··· INPUT MATERIAL ···

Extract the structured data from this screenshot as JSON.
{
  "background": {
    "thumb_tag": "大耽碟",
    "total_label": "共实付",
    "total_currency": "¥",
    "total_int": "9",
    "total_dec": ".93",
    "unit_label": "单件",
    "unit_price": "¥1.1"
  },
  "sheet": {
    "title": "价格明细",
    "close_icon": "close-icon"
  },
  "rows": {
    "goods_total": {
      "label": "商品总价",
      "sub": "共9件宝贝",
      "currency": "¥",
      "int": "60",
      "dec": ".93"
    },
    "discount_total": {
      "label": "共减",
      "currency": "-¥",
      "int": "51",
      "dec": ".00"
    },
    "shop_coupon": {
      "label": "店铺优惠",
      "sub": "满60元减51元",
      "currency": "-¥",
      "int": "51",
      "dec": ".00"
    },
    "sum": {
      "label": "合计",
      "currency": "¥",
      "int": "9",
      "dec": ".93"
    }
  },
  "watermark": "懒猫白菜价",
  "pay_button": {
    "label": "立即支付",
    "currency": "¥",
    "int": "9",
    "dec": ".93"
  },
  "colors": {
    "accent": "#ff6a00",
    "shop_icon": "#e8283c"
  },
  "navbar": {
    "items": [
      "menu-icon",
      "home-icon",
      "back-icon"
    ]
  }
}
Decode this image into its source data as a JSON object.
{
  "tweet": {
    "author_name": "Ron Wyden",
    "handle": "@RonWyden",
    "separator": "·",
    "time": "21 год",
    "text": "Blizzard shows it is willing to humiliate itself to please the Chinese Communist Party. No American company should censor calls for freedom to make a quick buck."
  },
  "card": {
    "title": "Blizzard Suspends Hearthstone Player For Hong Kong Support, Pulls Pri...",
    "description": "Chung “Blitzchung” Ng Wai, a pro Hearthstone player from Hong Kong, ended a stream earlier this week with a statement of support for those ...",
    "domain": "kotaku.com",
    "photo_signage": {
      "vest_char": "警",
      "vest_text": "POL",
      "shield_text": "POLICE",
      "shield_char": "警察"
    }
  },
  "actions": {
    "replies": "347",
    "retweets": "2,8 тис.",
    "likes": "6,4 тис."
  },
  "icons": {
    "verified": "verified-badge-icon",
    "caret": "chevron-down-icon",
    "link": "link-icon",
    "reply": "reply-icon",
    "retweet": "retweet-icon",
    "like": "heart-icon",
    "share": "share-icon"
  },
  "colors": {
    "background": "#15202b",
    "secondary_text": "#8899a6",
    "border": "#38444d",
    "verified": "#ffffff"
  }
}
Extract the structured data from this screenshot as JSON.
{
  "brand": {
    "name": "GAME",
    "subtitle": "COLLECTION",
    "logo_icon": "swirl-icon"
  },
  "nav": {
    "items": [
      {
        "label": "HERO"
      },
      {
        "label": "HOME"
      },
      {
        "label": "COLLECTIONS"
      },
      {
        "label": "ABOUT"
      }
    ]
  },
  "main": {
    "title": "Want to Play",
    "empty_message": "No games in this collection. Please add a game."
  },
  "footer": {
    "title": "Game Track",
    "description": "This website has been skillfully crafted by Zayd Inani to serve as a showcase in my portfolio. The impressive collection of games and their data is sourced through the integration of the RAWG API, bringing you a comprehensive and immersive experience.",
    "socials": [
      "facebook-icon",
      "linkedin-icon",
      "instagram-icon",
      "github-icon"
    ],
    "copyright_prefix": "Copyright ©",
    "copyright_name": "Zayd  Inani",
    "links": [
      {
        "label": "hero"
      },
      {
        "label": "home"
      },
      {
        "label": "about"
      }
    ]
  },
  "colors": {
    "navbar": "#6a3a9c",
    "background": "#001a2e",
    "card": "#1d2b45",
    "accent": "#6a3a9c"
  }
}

···

TASK OBJECTIVE: Copy out the full set of records precisely, leaving nothing out.

SOLUTION BELOW:
Extract the structured data from this screenshot as JSON.
{
  "background": {
    "thumb_tag": "大耽碟",
    "total_label": "共实付",
    "total_currency": "¥",
    "total_int": "9",
    "total_dec": ".93",
    "unit_label": "单件",
    "unit_price": "¥1.1"
  },
  "sheet": {
    "title": "价格明细",
    "close_icon": "close-icon"
  },
  "rows": {
    "goods_total": {
      "label": "商品总价",
      "sub": "共9件宝贝",
      "currency": "¥",
      "int": "60",
      "dec": ".93"
    },
    "discount_total": {
      "label": "共减",
      "currency": "-¥",
      "int": "51",
      "dec": ".00"
    },
    "shop_coupon": {
      "label": "店铺优惠",
      "sub": "满60元减51元",
      "currency": "-¥",
      "int": "51",
      "dec": ".00"
    },
    "sum": {
      "label": "合计",
      "currency": "¥",
      "int": "9",
      "dec": ".93"
    }
  },
  "watermark": "懒猫白菜价",
  "pay_button": {
    "label": "立即支付",
    "currency": "¥",
    "int": "9",
    "dec": ".93"
  },
  "colors": {
    "accent": "#ff6a00",
    "shop_icon": "#e8283c"
  },
  "navbar": {
    "items": [
      "menu-icon",
      "home-icon",
      "back-icon"
    ]
  }
}
Decode this image into its source data as a JSON object.
{
  "tweet": {
    "author_name": "Ron Wyden",
    "handle": "@RonWyden",
    "separator": "·",
    "time": "21 год",
    "text": "Blizzard shows it is willing to humiliate itself to please the Chinese Communist Party. No American company should censor calls for freedom to make a quick buck."
  },
  "card": {
    "title": "Blizzard Suspends Hearthstone Player For Hong Kong Support, Pulls Pri...",
    "description": "Chung “Blitzchung” Ng Wai, a pro Hearthstone player from Hong Kong, ended a stream earlier this week with a statement of support for those ...",
    "domain": "kotaku.com",
    "photo_signage": {
      "vest_char": "警",
      "vest_text": "POL",
      "shield_text": "POLICE",
      "shield_char": "警察"
    }
  },
  "actions": {
    "replies": "347",
    "retweets": "2,8 тис.",
    "likes": "6,4 тис."
  },
  "icons": {
    "verified": "verified-badge-icon",
    "caret": "chevron-down-icon",
    "link": "link-icon",
    "reply": "reply-icon",
    "retweet": "retweet-icon",
    "like": "heart-icon",
    "share": "share-icon"
  },
  "colors": {
    "background": "#15202b",
    "secondary_text": "#8899a6",
    "border": "#38444d",
    "verified": "#ffffff"
  }
}
Extract the structured data from this screenshot as JSON.
{
  "brand": {
    "name": "GAME",
    "subtitle": "COLLECTION",
    "logo_icon": "swirl-icon"
  },
  "nav": {
    "items": [
      {
        "label": "HERO"
      },
      {
        "label": "HOME"
      },
      {
        "label": "COLLECTIONS"
      },
      {
        "label": "ABOUT"
      }
    ]
  },
  "main": {
    "title": "Want to Play",
    "empty_message": "No games in this collection. Please add a game."
  },
  "footer": {
    "title": "Game Track",
    "description": "This website has been skillfully crafted by Zayd Inani to serve as a showcase in my portfolio. The impressive collection of games and their data is sourced through the integration of the RAWG API, bringing you a comprehensive and immersive experience.",
    "socials": [
      "facebook-icon",
      "linkedin-icon",
      "instagram-icon",
      "github-icon"
    ],
    "copyright_prefix": "Copyright ©",
    "copyright_name": "Zayd  Inani",
    "links": [
      {
        "label": "hero"
      },
      {
        "label": "home"
      },
      {
        "label": "about"
      }
    ]
  },
  "colors": {
    "navbar": "#6a3a9c",
    "background": "#001a2e",
    "card": "#1d2b45",
    "accent": "#6a3a9c"
  }
}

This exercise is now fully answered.